▶ _Written instruction_:
Reproduce the data below line for line, changing nothing.

** Begin Material provided **

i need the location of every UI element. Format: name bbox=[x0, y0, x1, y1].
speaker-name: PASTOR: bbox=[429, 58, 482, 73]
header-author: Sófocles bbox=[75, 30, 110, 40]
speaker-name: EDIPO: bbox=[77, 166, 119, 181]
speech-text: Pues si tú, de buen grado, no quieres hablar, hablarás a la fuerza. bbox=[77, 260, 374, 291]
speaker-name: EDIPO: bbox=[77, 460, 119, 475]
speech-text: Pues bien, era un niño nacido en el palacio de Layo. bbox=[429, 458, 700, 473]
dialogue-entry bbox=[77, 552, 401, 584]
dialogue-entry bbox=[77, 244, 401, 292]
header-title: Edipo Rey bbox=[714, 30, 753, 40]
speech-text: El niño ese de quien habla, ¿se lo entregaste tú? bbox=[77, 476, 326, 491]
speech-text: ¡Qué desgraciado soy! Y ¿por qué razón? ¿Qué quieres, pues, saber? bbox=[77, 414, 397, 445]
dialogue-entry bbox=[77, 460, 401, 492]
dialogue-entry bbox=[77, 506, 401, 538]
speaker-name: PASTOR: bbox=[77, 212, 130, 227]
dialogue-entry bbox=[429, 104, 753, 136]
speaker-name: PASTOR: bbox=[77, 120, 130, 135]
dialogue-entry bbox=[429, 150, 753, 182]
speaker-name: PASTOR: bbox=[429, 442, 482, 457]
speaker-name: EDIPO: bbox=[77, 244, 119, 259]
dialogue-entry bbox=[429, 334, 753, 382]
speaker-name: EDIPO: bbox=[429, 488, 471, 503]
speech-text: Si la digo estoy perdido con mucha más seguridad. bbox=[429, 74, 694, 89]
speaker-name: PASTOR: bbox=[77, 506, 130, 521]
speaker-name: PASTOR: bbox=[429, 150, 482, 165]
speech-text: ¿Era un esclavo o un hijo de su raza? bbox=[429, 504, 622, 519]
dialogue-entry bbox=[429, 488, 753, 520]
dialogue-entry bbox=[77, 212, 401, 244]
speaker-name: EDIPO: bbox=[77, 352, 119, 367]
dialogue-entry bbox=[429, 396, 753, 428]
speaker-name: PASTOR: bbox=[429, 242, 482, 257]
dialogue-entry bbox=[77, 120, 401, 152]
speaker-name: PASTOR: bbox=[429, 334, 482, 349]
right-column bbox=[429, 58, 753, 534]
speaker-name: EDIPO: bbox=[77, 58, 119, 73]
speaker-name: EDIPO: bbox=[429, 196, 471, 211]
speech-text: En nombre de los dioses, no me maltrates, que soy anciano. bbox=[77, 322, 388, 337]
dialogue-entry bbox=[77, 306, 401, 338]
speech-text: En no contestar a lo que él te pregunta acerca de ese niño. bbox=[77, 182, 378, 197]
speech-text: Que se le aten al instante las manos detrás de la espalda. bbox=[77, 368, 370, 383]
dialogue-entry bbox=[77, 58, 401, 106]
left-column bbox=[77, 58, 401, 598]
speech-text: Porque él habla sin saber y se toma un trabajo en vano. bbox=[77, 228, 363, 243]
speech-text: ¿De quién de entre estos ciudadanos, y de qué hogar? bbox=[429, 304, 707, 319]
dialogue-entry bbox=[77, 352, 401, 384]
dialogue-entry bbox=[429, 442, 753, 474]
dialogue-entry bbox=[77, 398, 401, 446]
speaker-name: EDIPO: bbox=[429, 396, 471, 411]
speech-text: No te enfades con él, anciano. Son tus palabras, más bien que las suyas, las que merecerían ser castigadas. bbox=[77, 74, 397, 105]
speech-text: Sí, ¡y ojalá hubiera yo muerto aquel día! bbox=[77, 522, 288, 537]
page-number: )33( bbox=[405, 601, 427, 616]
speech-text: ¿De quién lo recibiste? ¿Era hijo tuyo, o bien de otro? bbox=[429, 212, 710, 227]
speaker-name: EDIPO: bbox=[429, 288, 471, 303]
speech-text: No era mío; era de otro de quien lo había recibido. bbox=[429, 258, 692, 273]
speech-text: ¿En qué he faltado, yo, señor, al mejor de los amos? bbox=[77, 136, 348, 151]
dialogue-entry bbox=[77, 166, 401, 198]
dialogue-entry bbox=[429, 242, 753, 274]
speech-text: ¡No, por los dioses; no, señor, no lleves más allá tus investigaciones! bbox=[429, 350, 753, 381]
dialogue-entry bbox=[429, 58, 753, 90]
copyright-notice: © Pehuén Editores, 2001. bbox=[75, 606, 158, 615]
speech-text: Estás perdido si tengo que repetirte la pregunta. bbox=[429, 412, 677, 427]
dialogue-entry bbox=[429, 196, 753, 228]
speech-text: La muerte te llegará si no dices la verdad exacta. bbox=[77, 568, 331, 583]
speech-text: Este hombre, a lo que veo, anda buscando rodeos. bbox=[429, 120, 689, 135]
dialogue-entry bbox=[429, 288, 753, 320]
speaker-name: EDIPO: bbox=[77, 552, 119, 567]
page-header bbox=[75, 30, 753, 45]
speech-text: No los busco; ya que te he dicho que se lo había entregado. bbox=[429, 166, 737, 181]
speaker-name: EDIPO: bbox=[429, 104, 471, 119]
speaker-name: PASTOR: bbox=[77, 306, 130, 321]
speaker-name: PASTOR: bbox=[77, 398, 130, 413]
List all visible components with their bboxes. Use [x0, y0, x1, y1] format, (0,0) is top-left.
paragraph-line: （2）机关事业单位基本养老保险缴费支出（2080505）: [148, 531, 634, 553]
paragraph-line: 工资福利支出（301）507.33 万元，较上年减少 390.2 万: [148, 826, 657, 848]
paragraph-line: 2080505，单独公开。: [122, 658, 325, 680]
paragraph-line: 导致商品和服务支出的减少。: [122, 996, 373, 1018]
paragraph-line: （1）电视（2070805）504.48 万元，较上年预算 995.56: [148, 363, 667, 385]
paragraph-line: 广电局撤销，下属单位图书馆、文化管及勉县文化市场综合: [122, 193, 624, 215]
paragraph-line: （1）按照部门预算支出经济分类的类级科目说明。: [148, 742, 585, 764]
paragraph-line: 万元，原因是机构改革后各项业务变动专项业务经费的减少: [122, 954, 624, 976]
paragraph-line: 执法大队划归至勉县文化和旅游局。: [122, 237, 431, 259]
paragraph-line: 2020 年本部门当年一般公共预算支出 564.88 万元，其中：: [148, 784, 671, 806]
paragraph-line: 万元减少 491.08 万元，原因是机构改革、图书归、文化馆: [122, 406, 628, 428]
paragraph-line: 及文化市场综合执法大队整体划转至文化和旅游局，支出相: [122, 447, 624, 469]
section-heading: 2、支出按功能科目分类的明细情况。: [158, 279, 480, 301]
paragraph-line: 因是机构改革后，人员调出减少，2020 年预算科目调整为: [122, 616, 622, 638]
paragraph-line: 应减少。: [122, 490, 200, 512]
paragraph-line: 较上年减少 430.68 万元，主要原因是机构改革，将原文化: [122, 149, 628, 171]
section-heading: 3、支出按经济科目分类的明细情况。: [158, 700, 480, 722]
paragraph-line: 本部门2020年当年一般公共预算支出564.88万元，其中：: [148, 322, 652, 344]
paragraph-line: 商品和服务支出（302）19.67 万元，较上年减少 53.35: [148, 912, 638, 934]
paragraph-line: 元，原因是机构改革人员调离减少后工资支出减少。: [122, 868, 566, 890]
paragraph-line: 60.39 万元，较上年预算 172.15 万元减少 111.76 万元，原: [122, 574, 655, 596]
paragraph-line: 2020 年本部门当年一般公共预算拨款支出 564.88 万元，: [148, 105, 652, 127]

** End Material provided **

▶ _Reply to the exercise_:
i need the location of every UI element. Format: name bbox=[x0, y0, x1, y1].
speaker-name: PASTOR: bbox=[429, 58, 482, 73]
header-author: Sófocles bbox=[75, 30, 110, 40]
speaker-name: EDIPO: bbox=[77, 166, 119, 181]
speech-text: Pues si tú, de buen grado, no quieres hablar, hablarás a la fuerza. bbox=[77, 260, 374, 291]
speaker-name: EDIPO: bbox=[77, 460, 119, 475]
speech-text: Pues bien, era un niño nacido en el palacio de Layo. bbox=[429, 458, 700, 473]
dialogue-entry bbox=[77, 552, 401, 584]
dialogue-entry bbox=[77, 244, 401, 292]
header-title: Edipo Rey bbox=[714, 30, 753, 40]
speech-text: El niño ese de quien habla, ¿se lo entregaste tú? bbox=[77, 476, 326, 491]
speech-text: ¡Qué desgraciado soy! Y ¿por qué razón? ¿Qué quieres, pues, saber? bbox=[77, 414, 397, 445]
dialogue-entry bbox=[77, 460, 401, 492]
dialogue-entry bbox=[77, 506, 401, 538]
speaker-name: PASTOR: bbox=[77, 212, 130, 227]
dialogue-entry bbox=[429, 104, 753, 136]
speaker-name: PASTOR: bbox=[77, 120, 130, 135]
dialogue-entry bbox=[429, 150, 753, 182]
speaker-name: PASTOR: bbox=[429, 442, 482, 457]
speaker-name: EDIPO: bbox=[77, 244, 119, 259]
dialogue-entry bbox=[429, 334, 753, 382]
speaker-name: EDIPO: bbox=[429, 488, 471, 503]
speech-text: Si la digo estoy perdido con mucha más seguridad. bbox=[429, 74, 694, 89]
speaker-name: PASTOR: bbox=[77, 506, 130, 521]
speaker-name: PASTOR: bbox=[429, 150, 482, 165]
speech-text: ¿Era un esclavo o un hijo de su raza? bbox=[429, 504, 622, 519]
dialogue-entry bbox=[429, 488, 753, 520]
dialogue-entry bbox=[77, 212, 401, 244]
speaker-name: EDIPO: bbox=[77, 352, 119, 367]
dialogue-entry bbox=[429, 396, 753, 428]
speaker-name: PASTOR: bbox=[429, 242, 482, 257]
dialogue-entry bbox=[77, 120, 401, 152]
speaker-name: PASTOR: bbox=[429, 334, 482, 349]
right-column bbox=[429, 58, 753, 534]
speaker-name: EDIPO: bbox=[77, 58, 119, 73]
speaker-name: EDIPO: bbox=[429, 196, 471, 211]
speech-text: En nombre de los dioses, no me maltrates, que soy anciano. bbox=[77, 322, 388, 337]
dialogue-entry bbox=[77, 306, 401, 338]
speech-text: En no contestar a lo que él te pregunta acerca de ese niño. bbox=[77, 182, 378, 197]
speech-text: Que se le aten al instante las manos detrás de la espalda. bbox=[77, 368, 370, 383]
dialogue-entry bbox=[77, 58, 401, 106]
left-column bbox=[77, 58, 401, 598]
speech-text: Porque él habla sin saber y se toma un trabajo en vano. bbox=[77, 228, 363, 243]
speech-text: ¿De quién de entre estos ciudadanos, y de qué hogar? bbox=[429, 304, 707, 319]
dialogue-entry bbox=[77, 352, 401, 384]
dialogue-entry bbox=[429, 442, 753, 474]
dialogue-entry bbox=[77, 398, 401, 446]
speaker-name: EDIPO: bbox=[429, 396, 471, 411]
speech-text: No te enfades con él, anciano. Son tus palabras, más bien que las suyas, las que merecerían ser castigadas. bbox=[77, 74, 397, 105]
speech-text: Sí, ¡y ojalá hubiera yo muerto aquel día! bbox=[77, 522, 288, 537]
page-number: )33( bbox=[405, 601, 427, 616]
speech-text: ¿De quién lo recibiste? ¿Era hijo tuyo, o bien de otro? bbox=[429, 212, 710, 227]
speaker-name: EDIPO: bbox=[429, 288, 471, 303]
speech-text: No era mío; era de otro de quien lo había recibido. bbox=[429, 258, 692, 273]
speech-text: ¿En qué he faltado, yo, señor, al mejor de los amos? bbox=[77, 136, 348, 151]
dialogue-entry bbox=[77, 166, 401, 198]
dialogue-entry bbox=[429, 242, 753, 274]
speech-text: ¡No, por los dioses; no, señor, no lleves más allá tus investigaciones! bbox=[429, 350, 753, 381]
dialogue-entry bbox=[429, 58, 753, 90]
copyright-notice: © Pehuén Editores, 2001. bbox=[75, 606, 158, 615]
speech-text: Estás perdido si tengo que repetirte la pregunta. bbox=[429, 412, 677, 427]
dialogue-entry bbox=[429, 196, 753, 228]
speech-text: La muerte te llegará si no dices la verdad exacta. bbox=[77, 568, 331, 583]
speech-text: Este hombre, a lo que veo, anda buscando rodeos. bbox=[429, 120, 689, 135]
dialogue-entry bbox=[429, 288, 753, 320]
speaker-name: EDIPO: bbox=[77, 552, 119, 567]
page-header bbox=[75, 30, 753, 45]
speech-text: No los busco; ya que te he dicho que se lo había entregado. bbox=[429, 166, 737, 181]
speaker-name: EDIPO: bbox=[429, 104, 471, 119]
speaker-name: PASTOR: bbox=[77, 306, 130, 321]
speaker-name: PASTOR: bbox=[77, 398, 130, 413]
List all visible components with their bboxes. Use [x0, y0, x1, y1] format, (0,0) is top-left.
paragraph-line: （2）机关事业单位基本养老保险缴费支出（2080505）: [148, 531, 634, 553]
paragraph-line: 工资福利支出（301）507.33 万元，较上年减少 390.2 万: [148, 826, 657, 848]
paragraph-line: 2080505，单独公开。: [122, 658, 325, 680]
paragraph-line: 导致商品和服务支出的减少。: [122, 996, 373, 1018]
paragraph-line: （1）电视（2070805）504.48 万元，较上年预算 995.56: [148, 363, 667, 385]
paragraph-line: 广电局撤销，下属单位图书馆、文化管及勉县文化市场综合: [122, 193, 624, 215]
paragraph-line: （1）按照部门预算支出经济分类的类级科目说明。: [148, 742, 585, 764]
paragraph-line: 万元，原因是机构改革后各项业务变动专项业务经费的减少: [122, 954, 624, 976]
paragraph-line: 执法大队划归至勉县文化和旅游局。: [122, 237, 431, 259]
paragraph-line: 2020 年本部门当年一般公共预算支出 564.88 万元，其中：: [148, 784, 671, 806]
paragraph-line: 万元减少 491.08 万元，原因是机构改革、图书归、文化馆: [122, 406, 628, 428]
paragraph-line: 及文化市场综合执法大队整体划转至文化和旅游局，支出相: [122, 447, 624, 469]
section-heading: 2、支出按功能科目分类的明细情况。: [158, 279, 480, 301]
paragraph-line: 因是机构改革后，人员调出减少，2020 年预算科目调整为: [122, 616, 622, 638]
paragraph-line: 应减少。: [122, 490, 200, 512]
paragraph-line: 较上年减少 430.68 万元，主要原因是机构改革，将原文化: [122, 149, 628, 171]
section-heading: 3、支出按经济科目分类的明细情况。: [158, 700, 480, 722]
paragraph-line: 本部门2020年当年一般公共预算支出564.88万元，其中：: [148, 322, 652, 344]
paragraph-line: 商品和服务支出（302）19.67 万元，较上年减少 53.35: [148, 912, 638, 934]
paragraph-line: 元，原因是机构改革人员调离减少后工资支出减少。: [122, 868, 566, 890]
paragraph-line: 60.39 万元，较上年预算 172.15 万元减少 111.76 万元，原: [122, 574, 655, 596]
paragraph-line: 2020 年本部门当年一般公共预算拨款支出 564.88 万元，: [148, 105, 652, 127]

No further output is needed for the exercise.